### Data excerpts:
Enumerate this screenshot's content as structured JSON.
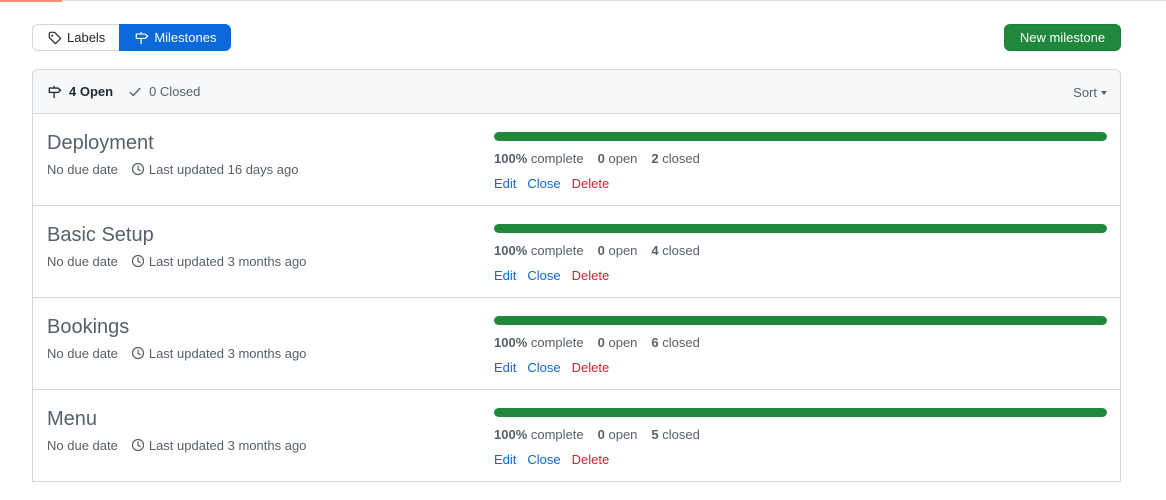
{
  "subnav": {
    "labels": "Labels",
    "milestones": "Milestones"
  },
  "new_milestone_button": "New milestone",
  "filters": {
    "open": "4 Open",
    "closed": "0 Closed",
    "sort": "Sort"
  },
  "colors": {
    "accent": "#0969da",
    "success": "#1f883d",
    "danger": "#cf222e"
  },
  "milestones": [
    {
      "title": "Deployment",
      "due": "No due date",
      "updated": "Last updated 16 days ago",
      "percent_label": "100%",
      "percent_word": "complete",
      "open_count": "0",
      "open_word": "open",
      "closed_count": "2",
      "closed_word": "closed",
      "progress": 100,
      "edit": "Edit",
      "close": "Close",
      "delete": "Delete"
    },
    {
      "title": "Basic Setup",
      "due": "No due date",
      "updated": "Last updated 3 months ago",
      "percent_label": "100%",
      "percent_word": "complete",
      "open_count": "0",
      "open_word": "open",
      "closed_count": "4",
      "closed_word": "closed",
      "progress": 100,
      "edit": "Edit",
      "close": "Close",
      "delete": "Delete"
    },
    {
      "title": "Bookings",
      "due": "No due date",
      "updated": "Last updated 3 months ago",
      "percent_label": "100%",
      "percent_word": "complete",
      "open_count": "0",
      "open_word": "open",
      "closed_count": "6",
      "closed_word": "closed",
      "progress": 100,
      "edit": "Edit",
      "close": "Close",
      "delete": "Delete"
    },
    {
      "title": "Menu",
      "due": "No due date",
      "updated": "Last updated 3 months ago",
      "percent_label": "100%",
      "percent_word": "complete",
      "open_count": "0",
      "open_word": "open",
      "closed_count": "5",
      "closed_word": "closed",
      "progress": 100,
      "edit": "Edit",
      "close": "Close",
      "delete": "Delete"
    }
  ]
}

### Task statement:
Filter the entries above down to the lines containing the word "milestones".

### Response for this exercise:
    "milestones": "Milestones"
  "milestones": [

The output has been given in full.